Problem requirements
Count each line below that has "circle" anywhere in it. Answer with the total alone.

Provided data

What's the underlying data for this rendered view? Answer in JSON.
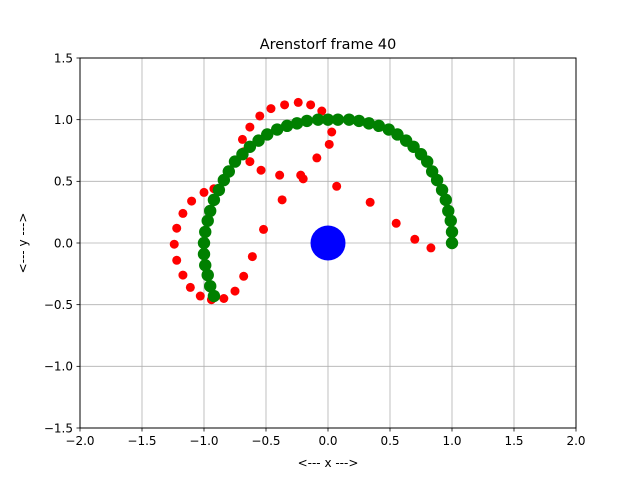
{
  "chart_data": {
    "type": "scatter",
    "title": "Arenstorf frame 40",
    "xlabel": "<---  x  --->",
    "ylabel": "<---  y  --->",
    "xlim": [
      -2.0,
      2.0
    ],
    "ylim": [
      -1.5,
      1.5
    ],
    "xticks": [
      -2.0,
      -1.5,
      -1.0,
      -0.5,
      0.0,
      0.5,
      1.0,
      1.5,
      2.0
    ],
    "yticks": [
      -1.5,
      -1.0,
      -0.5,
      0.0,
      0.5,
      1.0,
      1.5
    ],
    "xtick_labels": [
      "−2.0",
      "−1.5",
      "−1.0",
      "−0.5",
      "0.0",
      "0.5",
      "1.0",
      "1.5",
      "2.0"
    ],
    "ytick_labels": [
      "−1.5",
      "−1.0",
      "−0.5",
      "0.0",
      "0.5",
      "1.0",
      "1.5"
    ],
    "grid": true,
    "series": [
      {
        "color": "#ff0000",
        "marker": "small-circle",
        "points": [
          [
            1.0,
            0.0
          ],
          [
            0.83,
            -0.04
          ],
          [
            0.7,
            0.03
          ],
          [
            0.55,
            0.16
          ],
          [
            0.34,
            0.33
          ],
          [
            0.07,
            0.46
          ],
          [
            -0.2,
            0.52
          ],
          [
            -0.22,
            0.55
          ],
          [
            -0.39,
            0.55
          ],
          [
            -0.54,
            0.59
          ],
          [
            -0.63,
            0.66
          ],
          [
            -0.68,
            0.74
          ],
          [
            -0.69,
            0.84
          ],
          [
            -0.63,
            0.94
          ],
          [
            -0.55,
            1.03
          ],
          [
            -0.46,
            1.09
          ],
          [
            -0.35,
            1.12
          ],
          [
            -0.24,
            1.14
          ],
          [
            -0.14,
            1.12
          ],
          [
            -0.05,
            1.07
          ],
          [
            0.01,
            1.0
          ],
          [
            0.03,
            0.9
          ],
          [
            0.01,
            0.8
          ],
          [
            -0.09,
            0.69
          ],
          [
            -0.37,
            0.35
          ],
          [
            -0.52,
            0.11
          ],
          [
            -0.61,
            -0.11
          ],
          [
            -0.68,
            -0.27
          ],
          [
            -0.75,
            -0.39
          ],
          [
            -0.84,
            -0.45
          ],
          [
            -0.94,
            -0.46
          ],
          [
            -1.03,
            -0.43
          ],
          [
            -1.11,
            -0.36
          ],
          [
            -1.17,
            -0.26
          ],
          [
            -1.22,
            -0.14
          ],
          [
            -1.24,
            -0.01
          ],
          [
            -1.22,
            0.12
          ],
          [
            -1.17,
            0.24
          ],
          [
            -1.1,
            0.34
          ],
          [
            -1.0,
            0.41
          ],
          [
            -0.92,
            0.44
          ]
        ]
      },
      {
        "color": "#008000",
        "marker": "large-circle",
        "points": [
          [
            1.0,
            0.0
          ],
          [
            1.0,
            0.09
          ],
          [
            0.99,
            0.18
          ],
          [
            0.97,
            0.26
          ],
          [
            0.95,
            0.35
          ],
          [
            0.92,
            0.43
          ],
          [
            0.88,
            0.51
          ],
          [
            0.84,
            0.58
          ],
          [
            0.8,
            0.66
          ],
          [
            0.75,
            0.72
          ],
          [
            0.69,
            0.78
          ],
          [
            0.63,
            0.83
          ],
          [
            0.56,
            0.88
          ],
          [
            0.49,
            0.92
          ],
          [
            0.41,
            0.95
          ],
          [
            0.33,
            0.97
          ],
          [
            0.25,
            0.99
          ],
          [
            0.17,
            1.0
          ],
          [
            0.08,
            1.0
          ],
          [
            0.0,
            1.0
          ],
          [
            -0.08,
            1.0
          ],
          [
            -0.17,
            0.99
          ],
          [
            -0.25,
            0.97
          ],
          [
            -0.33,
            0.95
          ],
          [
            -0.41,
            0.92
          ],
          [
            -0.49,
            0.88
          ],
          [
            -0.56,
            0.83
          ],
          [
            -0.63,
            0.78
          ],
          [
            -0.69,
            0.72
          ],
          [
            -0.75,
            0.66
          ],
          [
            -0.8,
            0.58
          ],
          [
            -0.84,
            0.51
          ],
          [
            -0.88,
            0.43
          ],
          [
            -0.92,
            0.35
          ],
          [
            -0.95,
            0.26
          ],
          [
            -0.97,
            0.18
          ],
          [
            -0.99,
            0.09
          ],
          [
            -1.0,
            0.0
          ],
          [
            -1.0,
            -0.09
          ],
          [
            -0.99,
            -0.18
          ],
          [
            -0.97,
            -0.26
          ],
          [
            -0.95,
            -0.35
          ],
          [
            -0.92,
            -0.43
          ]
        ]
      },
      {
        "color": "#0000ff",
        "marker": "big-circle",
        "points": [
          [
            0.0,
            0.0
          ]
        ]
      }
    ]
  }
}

--

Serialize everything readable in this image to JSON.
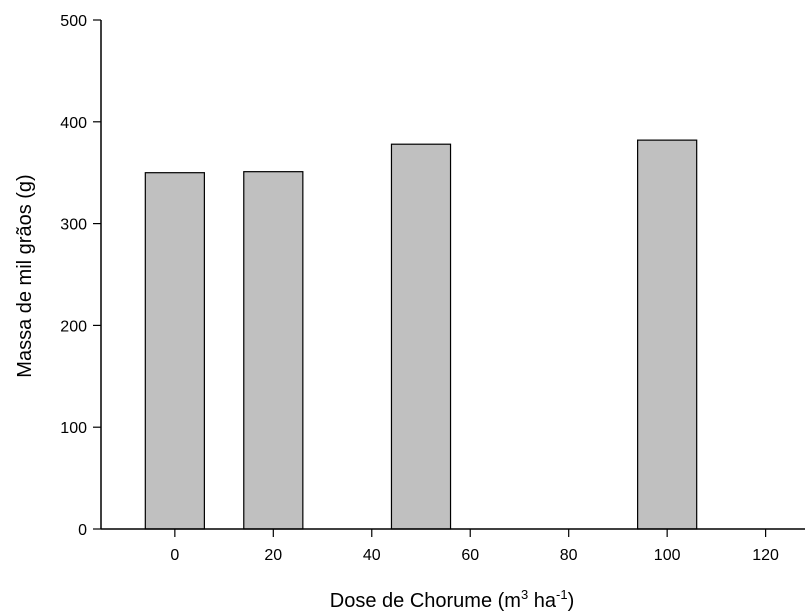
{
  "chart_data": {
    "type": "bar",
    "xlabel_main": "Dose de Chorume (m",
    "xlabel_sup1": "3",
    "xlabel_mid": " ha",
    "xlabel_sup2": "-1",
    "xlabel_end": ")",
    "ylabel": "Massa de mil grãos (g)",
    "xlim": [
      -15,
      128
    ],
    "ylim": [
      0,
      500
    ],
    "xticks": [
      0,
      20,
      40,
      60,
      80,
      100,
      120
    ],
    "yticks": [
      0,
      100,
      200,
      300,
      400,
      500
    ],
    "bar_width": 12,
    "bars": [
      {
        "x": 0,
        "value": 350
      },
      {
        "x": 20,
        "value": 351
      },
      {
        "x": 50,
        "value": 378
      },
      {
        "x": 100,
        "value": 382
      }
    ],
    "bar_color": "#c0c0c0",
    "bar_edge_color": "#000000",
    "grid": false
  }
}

Final answer
3